-- Begin INPUT MATERIAL --

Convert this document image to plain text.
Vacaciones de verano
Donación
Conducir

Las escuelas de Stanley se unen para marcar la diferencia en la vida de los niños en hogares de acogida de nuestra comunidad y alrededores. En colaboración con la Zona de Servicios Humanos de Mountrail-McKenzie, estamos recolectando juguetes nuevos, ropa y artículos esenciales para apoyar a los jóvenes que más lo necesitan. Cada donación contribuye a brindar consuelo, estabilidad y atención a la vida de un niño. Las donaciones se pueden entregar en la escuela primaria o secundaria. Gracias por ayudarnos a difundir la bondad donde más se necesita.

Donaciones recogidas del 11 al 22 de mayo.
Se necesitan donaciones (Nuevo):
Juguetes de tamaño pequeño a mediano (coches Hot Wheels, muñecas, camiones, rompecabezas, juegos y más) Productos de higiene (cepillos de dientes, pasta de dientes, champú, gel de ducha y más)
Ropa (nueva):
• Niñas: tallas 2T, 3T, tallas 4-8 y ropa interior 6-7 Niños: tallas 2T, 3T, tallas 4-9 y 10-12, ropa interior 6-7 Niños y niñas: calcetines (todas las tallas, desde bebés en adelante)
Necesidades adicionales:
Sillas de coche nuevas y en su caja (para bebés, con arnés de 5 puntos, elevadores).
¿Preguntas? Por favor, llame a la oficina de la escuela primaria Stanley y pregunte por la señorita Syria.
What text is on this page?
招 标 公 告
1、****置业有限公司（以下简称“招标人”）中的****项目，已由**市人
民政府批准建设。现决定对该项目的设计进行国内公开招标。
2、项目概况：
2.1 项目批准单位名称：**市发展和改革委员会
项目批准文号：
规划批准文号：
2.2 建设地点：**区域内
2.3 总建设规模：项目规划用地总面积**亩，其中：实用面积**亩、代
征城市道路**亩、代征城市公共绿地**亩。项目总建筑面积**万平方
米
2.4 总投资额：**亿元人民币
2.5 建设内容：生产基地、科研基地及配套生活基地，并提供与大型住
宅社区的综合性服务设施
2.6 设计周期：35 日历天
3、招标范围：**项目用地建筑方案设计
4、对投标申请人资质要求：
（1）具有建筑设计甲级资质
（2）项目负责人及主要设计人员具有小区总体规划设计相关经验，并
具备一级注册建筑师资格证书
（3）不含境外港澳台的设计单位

-- End INPUT MATERIAL --

TASK TO COMPLETE ->
Retype the listing. Match it exactly.

RESULT OF THIS TASK ->
Convert this document image to plain text.
Vacaciones de verano
Donación
Conducir

Las escuelas de Stanley se unen para marcar la diferencia en la vida de los niños en hogares de acogida de nuestra comunidad y alrededores. En colaboración con la Zona de Servicios Humanos de Mountrail-McKenzie, estamos recolectando juguetes nuevos, ropa y artículos esenciales para apoyar a los jóvenes que más lo necesitan. Cada donación contribuye a brindar consuelo, estabilidad y atención a la vida de un niño. Las donaciones se pueden entregar en la escuela primaria o secundaria. Gracias por ayudarnos a difundir la bondad donde más se necesita.

Donaciones recogidas del 11 al 22 de mayo.
Se necesitan donaciones (Nuevo):
Juguetes de tamaño pequeño a mediano (coches Hot Wheels, muñecas, camiones, rompecabezas, juegos y más) Productos de higiene (cepillos de dientes, pasta de dientes, champú, gel de ducha y más)
Ropa (nueva):
• Niñas: tallas 2T, 3T, tallas 4-8 y ropa interior 6-7 Niños: tallas 2T, 3T, tallas 4-9 y 10-12, ropa interior 6-7 Niños y niñas: calcetines (todas las tallas, desde bebés en adelante)
Necesidades adicionales:
Sillas de coche nuevas y en su caja (para bebés, con arnés de 5 puntos, elevadores).
¿Preguntas? Por favor, llame a la oficina de la escuela primaria Stanley y pregunte por la señorita Syria.
What text is on this page?
招 标 公 告
1、****置业有限公司（以下简称“招标人”）中的****项目，已由**市人
民政府批准建设。现决定对该项目的设计进行国内公开招标。
2、项目概况：
2.1 项目批准单位名称：**市发展和改革委员会
项目批准文号：
规划批准文号：
2.2 建设地点：**区域内
2.3 总建设规模：项目规划用地总面积**亩，其中：实用面积**亩、代
征城市道路**亩、代征城市公共绿地**亩。项目总建筑面积**万平方
米
2.4 总投资额：**亿元人民币
2.5 建设内容：生产基地、科研基地及配套生活基地，并提供与大型住
宅社区的综合性服务设施
2.6 设计周期：35 日历天
3、招标范围：**项目用地建筑方案设计
4、对投标申请人资质要求：
（1）具有建筑设计甲级资质
（2）项目负责人及主要设计人员具有小区总体规划设计相关经验，并
具备一级注册建筑师资格证书
（3）不含境外港澳台的设计单位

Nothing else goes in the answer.